Written request: Extract the complete data exactly as given.

Supplied records:

_ _ _

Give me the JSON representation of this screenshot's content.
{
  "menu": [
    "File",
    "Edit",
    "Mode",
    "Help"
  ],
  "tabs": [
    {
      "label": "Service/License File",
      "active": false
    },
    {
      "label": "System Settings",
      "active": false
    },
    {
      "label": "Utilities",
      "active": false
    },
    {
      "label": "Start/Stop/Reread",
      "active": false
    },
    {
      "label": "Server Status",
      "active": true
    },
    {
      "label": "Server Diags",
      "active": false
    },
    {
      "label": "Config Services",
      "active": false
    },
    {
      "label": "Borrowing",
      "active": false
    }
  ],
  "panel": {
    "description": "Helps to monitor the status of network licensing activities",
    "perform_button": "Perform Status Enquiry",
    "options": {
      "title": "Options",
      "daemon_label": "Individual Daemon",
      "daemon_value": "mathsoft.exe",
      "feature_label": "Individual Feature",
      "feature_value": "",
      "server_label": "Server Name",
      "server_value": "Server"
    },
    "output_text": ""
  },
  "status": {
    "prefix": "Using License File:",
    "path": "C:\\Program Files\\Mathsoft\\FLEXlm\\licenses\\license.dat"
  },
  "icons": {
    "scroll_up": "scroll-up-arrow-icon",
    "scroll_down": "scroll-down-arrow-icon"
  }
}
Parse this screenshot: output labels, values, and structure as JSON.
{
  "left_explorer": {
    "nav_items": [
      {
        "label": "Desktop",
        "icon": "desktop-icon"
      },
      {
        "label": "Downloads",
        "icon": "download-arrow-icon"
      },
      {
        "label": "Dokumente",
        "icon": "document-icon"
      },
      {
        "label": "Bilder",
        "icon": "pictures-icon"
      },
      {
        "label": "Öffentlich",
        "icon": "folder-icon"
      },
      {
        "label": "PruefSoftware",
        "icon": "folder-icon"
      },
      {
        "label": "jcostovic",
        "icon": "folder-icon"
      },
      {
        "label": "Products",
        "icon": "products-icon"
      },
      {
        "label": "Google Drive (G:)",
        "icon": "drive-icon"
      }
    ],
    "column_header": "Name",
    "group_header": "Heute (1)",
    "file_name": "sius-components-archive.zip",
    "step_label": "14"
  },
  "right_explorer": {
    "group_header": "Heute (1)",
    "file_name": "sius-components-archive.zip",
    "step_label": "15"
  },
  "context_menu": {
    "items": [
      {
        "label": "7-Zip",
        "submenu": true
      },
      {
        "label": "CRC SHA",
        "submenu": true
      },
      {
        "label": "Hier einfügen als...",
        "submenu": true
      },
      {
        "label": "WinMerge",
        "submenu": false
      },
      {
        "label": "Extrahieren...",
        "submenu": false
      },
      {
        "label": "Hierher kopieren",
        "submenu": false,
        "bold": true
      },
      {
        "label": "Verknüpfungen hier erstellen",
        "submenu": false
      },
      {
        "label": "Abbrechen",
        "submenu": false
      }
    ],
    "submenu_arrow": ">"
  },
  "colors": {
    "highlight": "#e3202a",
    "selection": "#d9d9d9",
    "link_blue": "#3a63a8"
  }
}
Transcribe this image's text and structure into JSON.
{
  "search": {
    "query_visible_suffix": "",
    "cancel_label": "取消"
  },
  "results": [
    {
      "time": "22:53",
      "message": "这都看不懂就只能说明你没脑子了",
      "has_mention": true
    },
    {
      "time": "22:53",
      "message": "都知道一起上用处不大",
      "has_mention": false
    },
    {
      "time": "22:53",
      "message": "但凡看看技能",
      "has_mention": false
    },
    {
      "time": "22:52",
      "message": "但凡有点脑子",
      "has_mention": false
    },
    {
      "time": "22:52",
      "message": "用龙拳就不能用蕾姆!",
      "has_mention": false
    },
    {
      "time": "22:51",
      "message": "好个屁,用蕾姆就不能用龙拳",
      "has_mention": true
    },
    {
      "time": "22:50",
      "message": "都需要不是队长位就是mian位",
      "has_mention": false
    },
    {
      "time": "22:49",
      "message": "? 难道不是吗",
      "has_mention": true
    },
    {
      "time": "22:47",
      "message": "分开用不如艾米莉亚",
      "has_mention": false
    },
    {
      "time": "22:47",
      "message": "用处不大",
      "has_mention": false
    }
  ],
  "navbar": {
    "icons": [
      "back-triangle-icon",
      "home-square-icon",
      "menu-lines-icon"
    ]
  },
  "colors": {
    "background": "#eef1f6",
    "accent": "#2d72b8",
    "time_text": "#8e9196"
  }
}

_ _ _

Worked answer:
Give me the JSON representation of this screenshot's content.
{
  "menu": [
    "File",
    "Edit",
    "Mode",
    "Help"
  ],
  "tabs": [
    {
      "label": "Service/License File",
      "active": false
    },
    {
      "label": "System Settings",
      "active": false
    },
    {
      "label": "Utilities",
      "active": false
    },
    {
      "label": "Start/Stop/Reread",
      "active": false
    },
    {
      "label": "Server Status",
      "active": true
    },
    {
      "label": "Server Diags",
      "active": false
    },
    {
      "label": "Config Services",
      "active": false
    },
    {
      "label": "Borrowing",
      "active": false
    }
  ],
  "panel": {
    "description": "Helps to monitor the status of network licensing activities",
    "perform_button": "Perform Status Enquiry",
    "options": {
      "title": "Options",
      "daemon_label": "Individual Daemon",
      "daemon_value": "mathsoft.exe",
      "feature_label": "Individual Feature",
      "feature_value": "",
      "server_label": "Server Name",
      "server_value": "Server"
    },
    "output_text": ""
  },
  "status": {
    "prefix": "Using License File:",
    "path": "C:\\Program Files\\Mathsoft\\FLEXlm\\licenses\\license.dat"
  },
  "icons": {
    "scroll_up": "scroll-up-arrow-icon",
    "scroll_down": "scroll-down-arrow-icon"
  }
}
Parse this screenshot: output labels, values, and structure as JSON.
{
  "left_explorer": {
    "nav_items": [
      {
        "label": "Desktop",
        "icon": "desktop-icon"
      },
      {
        "label": "Downloads",
        "icon": "download-arrow-icon"
      },
      {
        "label": "Dokumente",
        "icon": "document-icon"
      },
      {
        "label": "Bilder",
        "icon": "pictures-icon"
      },
      {
        "label": "Öffentlich",
        "icon": "folder-icon"
      },
      {
        "label": "PruefSoftware",
        "icon": "folder-icon"
      },
      {
        "label": "jcostovic",
        "icon": "folder-icon"
      },
      {
        "label": "Products",
        "icon": "products-icon"
      },
      {
        "label": "Google Drive (G:)",
        "icon": "drive-icon"
      }
    ],
    "column_header": "Name",
    "group_header": "Heute (1)",
    "file_name": "sius-components-archive.zip",
    "step_label": "14"
  },
  "right_explorer": {
    "group_header": "Heute (1)",
    "file_name": "sius-components-archive.zip",
    "step_label": "15"
  },
  "context_menu": {
    "items": [
      {
        "label": "7-Zip",
        "submenu": true
      },
      {
        "label": "CRC SHA",
        "submenu": true
      },
      {
        "label": "Hier einfügen als...",
        "submenu": true
      },
      {
        "label": "WinMerge",
        "submenu": false
      },
      {
        "label": "Extrahieren...",
        "submenu": false
      },
      {
        "label": "Hierher kopieren",
        "submenu": false,
        "bold": true
      },
      {
        "label": "Verknüpfungen hier erstellen",
        "submenu": false
      },
      {
        "label": "Abbrechen",
        "submenu": false
      }
    ],
    "submenu_arrow": ">"
  },
  "colors": {
    "highlight": "#e3202a",
    "selection": "#d9d9d9",
    "link_blue": "#3a63a8"
  }
}
Transcribe this image's text and structure into JSON.
{
  "search": {
    "query_visible_suffix": "",
    "cancel_label": "取消"
  },
  "results": [
    {
      "time": "22:53",
      "message": "这都看不懂就只能说明你没脑子了",
      "has_mention": true
    },
    {
      "time": "22:53",
      "message": "都知道一起上用处不大",
      "has_mention": false
    },
    {
      "time": "22:53",
      "message": "但凡看看技能",
      "has_mention": false
    },
    {
      "time": "22:52",
      "message": "但凡有点脑子",
      "has_mention": false
    },
    {
      "time": "22:52",
      "message": "用龙拳就不能用蕾姆!",
      "has_mention": false
    },
    {
      "time": "22:51",
      "message": "好个屁,用蕾姆就不能用龙拳",
      "has_mention": true
    },
    {
      "time": "22:50",
      "message": "都需要不是队长位就是mian位",
      "has_mention": false
    },
    {
      "time": "22:49",
      "message": "? 难道不是吗",
      "has_mention": true
    },
    {
      "time": "22:47",
      "message": "分开用不如艾米莉亚",
      "has_mention": false
    },
    {
      "time": "22:47",
      "message": "用处不大",
      "has_mention": false
    }
  ],
  "navbar": {
    "icons": [
      "back-triangle-icon",
      "home-square-icon",
      "menu-lines-icon"
    ]
  },
  "colors": {
    "background": "#eef1f6",
    "accent": "#2d72b8",
    "time_text": "#8e9196"
  }
}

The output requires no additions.